— RECORDS PROVIDED —
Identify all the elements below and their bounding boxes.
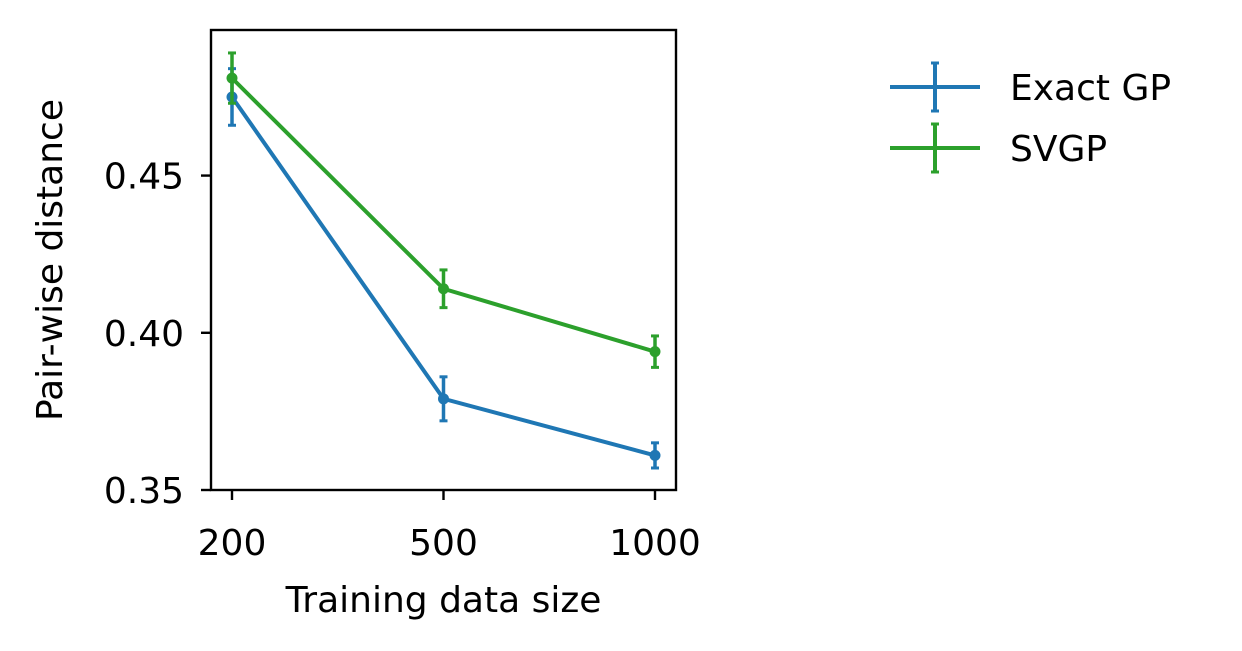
y-axis: 0.35 0.40 0.45	[104, 157, 211, 512]
legend-item-exact-gp: Exact GP	[890, 61, 1171, 113]
legend-item-svgp: SVGP	[890, 122, 1107, 174]
y-axis-label: Pair-wise distance	[30, 99, 71, 421]
x-axis: 200 500 1000	[198, 490, 701, 564]
x-tick-label: 200	[198, 523, 267, 564]
data-point-svgp	[226, 72, 238, 84]
legend: Exact GP SVGP	[890, 61, 1171, 174]
data-point-exact-gp	[649, 449, 661, 461]
y-tick-label: 0.45	[104, 157, 184, 198]
data-point-svgp	[438, 283, 449, 295]
legend-label: SVGP	[1010, 129, 1107, 170]
series-line-svgp	[230, 76, 656, 354]
data-point-exact-gp	[438, 393, 449, 405]
legend-label: Exact GP	[1010, 68, 1171, 109]
data-point-svgp	[649, 346, 661, 358]
x-tick-label: 500	[409, 523, 478, 564]
y-tick-label: 0.35	[104, 471, 184, 512]
y-tick-label: 0.40	[104, 314, 184, 355]
plot-area	[226, 51, 661, 470]
x-axis-label: Training data size	[285, 580, 602, 621]
x-tick-label: 1000	[609, 523, 701, 564]
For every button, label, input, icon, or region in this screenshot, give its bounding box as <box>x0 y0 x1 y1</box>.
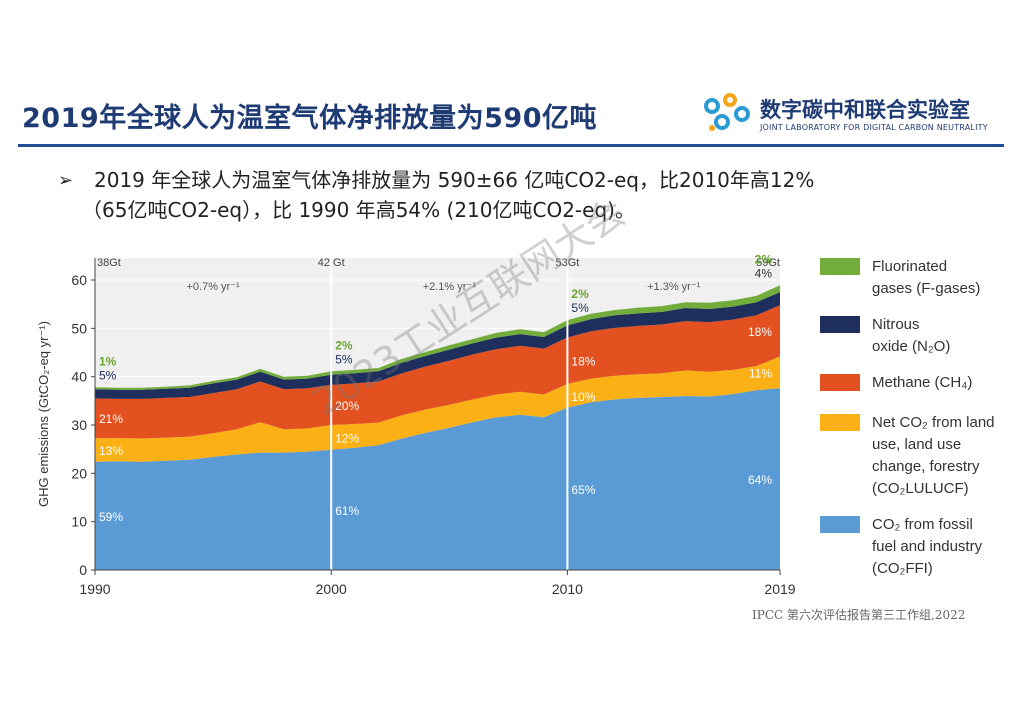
ghg-emissions-chart: 0 10 20 30 40 50 60 1990 2000 2010 2019 GHG emissio… <box>36 252 995 597</box>
share-label-ffi: 65% <box>571 483 595 497</box>
total-label: 42 Gt <box>318 257 345 269</box>
total-label: 38Gt <box>97 257 121 269</box>
y-tick-label: 20 <box>71 465 87 481</box>
legend-label: use, land use <box>872 436 961 453</box>
legend-label: Net CO₂ from land <box>872 414 995 431</box>
share-label-ffi: 61% <box>335 504 359 518</box>
y-tick-label: 60 <box>71 272 87 288</box>
bullet-line-1: 2019 年全球人为温室气体净排放量为 590±66 亿吨CO2-eq，比201… <box>94 168 815 192</box>
y-tick-label: 50 <box>71 320 87 336</box>
logo-mark-icon <box>704 93 750 131</box>
legend-label: oxide (N₂O) <box>872 338 950 355</box>
legend-label: gases (F-gases) <box>872 280 980 297</box>
share-label-n2o: 5% <box>571 301 589 315</box>
title-divider <box>18 144 1004 147</box>
legend-label: CO₂ from fossil <box>872 516 973 533</box>
legend-label: Nitrous <box>872 316 920 333</box>
legend-swatch-lulucf <box>820 414 860 431</box>
legend-label: Methane (CH₄) <box>872 374 972 391</box>
x-tick-label: 1990 <box>79 581 110 597</box>
share-label-lulucf: 12% <box>335 431 359 445</box>
legend-label: change, forestry <box>872 458 980 475</box>
bullet-arrow-icon: ➢ <box>58 170 74 191</box>
area-ch4 <box>95 305 780 439</box>
page-title: 2019年全球人为温室气体净排放量为590亿吨 <box>22 103 598 134</box>
lab-logo: 数字碳中和联合实验室 JOINT LABORATORY FOR DIGITAL … <box>700 92 1000 138</box>
share-label-lulucf: 11% <box>749 366 772 380</box>
bullet-line-2: （65亿吨CO2-eq），比 1990 年高54% (210亿吨CO2-eq)。 <box>82 198 635 222</box>
share-label-fgas: 2% <box>335 338 353 352</box>
legend-label: Fluorinated <box>872 258 947 275</box>
x-tick-label: 2000 <box>316 581 347 597</box>
share-label-ffi: 59% <box>99 510 123 524</box>
y-tick-label: 30 <box>71 417 87 433</box>
share-label-ffi: 64% <box>748 473 772 487</box>
y-tick-label: 40 <box>71 369 87 385</box>
share-label-ch4: 18% <box>748 325 772 339</box>
legend-swatch-ch4 <box>820 374 860 391</box>
y-axis-label: GHG emissions (GtCO₂-eq yr⁻¹) <box>36 321 51 507</box>
total-label: 59Gt <box>756 257 780 269</box>
share-label-n2o: 4% <box>755 266 773 280</box>
share-label-fgas: 2% <box>755 252 773 266</box>
growth-rate-label: +1.3% yr⁻¹ <box>647 281 701 293</box>
area-n2o <box>95 292 780 399</box>
legend-label: (CO₂FFI) <box>872 560 933 577</box>
share-label-lulucf: 10% <box>571 390 595 404</box>
growth-rate-label: +2.1% yr⁻¹ <box>423 281 477 293</box>
logo-name-en: JOINT LABORATORY FOR DIGITAL CARBON NEUT… <box>760 123 988 132</box>
share-label-n2o: 5% <box>99 368 117 382</box>
y-tick-label: 10 <box>71 514 87 530</box>
total-label: 53Gt <box>555 257 579 269</box>
growth-rate-label: +0.7% yr⁻¹ <box>187 281 241 293</box>
legend-swatch-ffi <box>820 516 860 533</box>
x-tick-label: 2010 <box>552 581 583 597</box>
share-label-fgas: 2% <box>571 287 589 301</box>
share-label-ch4: 21% <box>99 412 123 426</box>
share-label-fgas: 1% <box>99 354 117 368</box>
area-ffi <box>95 388 780 570</box>
area-lulucf <box>95 356 780 462</box>
share-label-ch4: 20% <box>335 399 359 413</box>
area-fgas <box>95 285 780 390</box>
legend-swatch-fgas <box>820 258 860 275</box>
y-tick-label: 0 <box>79 562 87 578</box>
x-tick-label: 2019 <box>764 581 795 597</box>
share-label-n2o: 5% <box>335 352 353 366</box>
logo-name-cn: 数字碳中和联合实验室 <box>760 98 970 122</box>
source-citation: IPCC 第六次评估报告第三工作组,2022 <box>752 608 966 622</box>
legend-swatch-n2o <box>820 316 860 333</box>
share-label-ch4: 18% <box>571 355 595 369</box>
share-label-lulucf: 13% <box>99 444 123 458</box>
legend-label: fuel and industry <box>872 538 983 555</box>
legend-label: (CO₂LULUCF) <box>872 480 969 497</box>
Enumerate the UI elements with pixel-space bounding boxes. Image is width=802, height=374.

— PROBLEM DETAILS —
Reproduce the listing above line for line, without changing anything, and leave out the pictures.

— RESULT —
Identify all the elements below and their bounding boxes.
y-axis: 0.35 0.40 0.45	[104, 157, 211, 512]
legend-item-exact-gp: Exact GP	[890, 61, 1171, 113]
legend-item-svgp: SVGP	[890, 122, 1107, 174]
y-axis-label: Pair-wise distance	[30, 99, 71, 421]
x-axis: 200 500 1000	[198, 490, 701, 564]
x-tick-label: 200	[198, 523, 267, 564]
data-point-svgp	[226, 72, 238, 84]
legend: Exact GP SVGP	[890, 61, 1171, 174]
data-point-exact-gp	[649, 449, 661, 461]
y-tick-label: 0.45	[104, 157, 184, 198]
data-point-svgp	[438, 283, 449, 295]
legend-label: SVGP	[1010, 129, 1107, 170]
series-line-svgp	[230, 76, 656, 354]
data-point-exact-gp	[438, 393, 449, 405]
legend-label: Exact GP	[1010, 68, 1171, 109]
data-point-svgp	[649, 346, 661, 358]
x-tick-label: 500	[409, 523, 478, 564]
y-tick-label: 0.35	[104, 471, 184, 512]
y-tick-label: 0.40	[104, 314, 184, 355]
plot-area	[226, 51, 661, 470]
x-axis-label: Training data size	[285, 580, 602, 621]
x-tick-label: 1000	[609, 523, 701, 564]
For every button, label, input, icon, or region in this screenshot, give its bounding box as <box>x0 y0 x1 y1</box>.
ghg-emissions-chart: 0 10 20 30 40 50 60 1990 2000 2010 2019 GHG emissio… <box>36 252 995 597</box>
share-label-ffi: 65% <box>571 483 595 497</box>
total-label: 42 Gt <box>318 257 345 269</box>
total-label: 38Gt <box>97 257 121 269</box>
y-tick-label: 20 <box>71 465 87 481</box>
legend-label: use, land use <box>872 436 961 453</box>
legend-label: Net CO₂ from land <box>872 414 995 431</box>
share-label-ffi: 61% <box>335 504 359 518</box>
y-tick-label: 60 <box>71 272 87 288</box>
bullet-line-1: 2019 年全球人为温室气体净排放量为 590±66 亿吨CO2-eq，比201… <box>94 168 815 192</box>
y-tick-label: 50 <box>71 320 87 336</box>
logo-mark-icon <box>704 93 750 131</box>
legend-label: oxide (N₂O) <box>872 338 950 355</box>
legend-label: gases (F-gases) <box>872 280 980 297</box>
share-label-n2o: 5% <box>571 301 589 315</box>
title-divider <box>18 144 1004 147</box>
legend-label: CO₂ from fossil <box>872 516 973 533</box>
legend-label: Nitrous <box>872 316 920 333</box>
legend-swatch-lulucf <box>820 414 860 431</box>
legend-label: Methane (CH₄) <box>872 374 972 391</box>
x-tick-label: 1990 <box>79 581 110 597</box>
share-label-lulucf: 12% <box>335 431 359 445</box>
legend-label: change, forestry <box>872 458 980 475</box>
bullet-arrow-icon: ➢ <box>58 170 74 191</box>
area-ch4 <box>95 305 780 439</box>
page-title: 2019年全球人为温室气体净排放量为590亿吨 <box>22 103 598 134</box>
lab-logo: 数字碳中和联合实验室 JOINT LABORATORY FOR DIGITAL … <box>700 92 1000 138</box>
share-label-lulucf: 11% <box>749 366 772 380</box>
bullet-line-2: （65亿吨CO2-eq），比 1990 年高54% (210亿吨CO2-eq)。 <box>82 198 635 222</box>
share-label-fgas: 2% <box>335 338 353 352</box>
legend-label: Fluorinated <box>872 258 947 275</box>
x-tick-label: 2000 <box>316 581 347 597</box>
share-label-ffi: 59% <box>99 510 123 524</box>
y-tick-label: 30 <box>71 417 87 433</box>
share-label-ffi: 64% <box>748 473 772 487</box>
y-tick-label: 40 <box>71 369 87 385</box>
share-label-ch4: 18% <box>748 325 772 339</box>
legend-swatch-ch4 <box>820 374 860 391</box>
y-axis-label: GHG emissions (GtCO₂-eq yr⁻¹) <box>36 321 51 507</box>
total-label: 59Gt <box>756 257 780 269</box>
share-label-n2o: 4% <box>755 266 773 280</box>
share-label-fgas: 2% <box>755 252 773 266</box>
growth-rate-label: +1.3% yr⁻¹ <box>647 281 701 293</box>
area-n2o <box>95 292 780 399</box>
legend-label: (CO₂FFI) <box>872 560 933 577</box>
share-label-lulucf: 10% <box>571 390 595 404</box>
growth-rate-label: +2.1% yr⁻¹ <box>423 281 477 293</box>
logo-name-en: JOINT LABORATORY FOR DIGITAL CARBON NEUT… <box>760 123 988 132</box>
share-label-n2o: 5% <box>99 368 117 382</box>
y-tick-label: 10 <box>71 514 87 530</box>
total-label: 53Gt <box>555 257 579 269</box>
growth-rate-label: +0.7% yr⁻¹ <box>187 281 241 293</box>
legend-swatch-ffi <box>820 516 860 533</box>
x-tick-label: 2010 <box>552 581 583 597</box>
share-label-fgas: 2% <box>571 287 589 301</box>
share-label-ch4: 21% <box>99 412 123 426</box>
share-label-fgas: 1% <box>99 354 117 368</box>
area-ffi <box>95 388 780 570</box>
area-lulucf <box>95 356 780 462</box>
share-label-ch4: 20% <box>335 399 359 413</box>
area-fgas <box>95 285 780 390</box>
legend-swatch-fgas <box>820 258 860 275</box>
y-tick-label: 0 <box>79 562 87 578</box>
x-tick-label: 2019 <box>764 581 795 597</box>
share-label-n2o: 5% <box>335 352 353 366</box>
logo-name-cn: 数字碳中和联合实验室 <box>760 98 970 122</box>
source-citation: IPCC 第六次评估报告第三工作组,2022 <box>752 608 966 622</box>
legend-swatch-n2o <box>820 316 860 333</box>
share-label-ch4: 18% <box>571 355 595 369</box>
share-label-lulucf: 13% <box>99 444 123 458</box>
legend-label: fuel and industry <box>872 538 983 555</box>
legend-label: (CO₂LULUCF) <box>872 480 969 497</box>
Enumerate the UI elements with pixel-space bounding boxes. Image is width=802, height=374.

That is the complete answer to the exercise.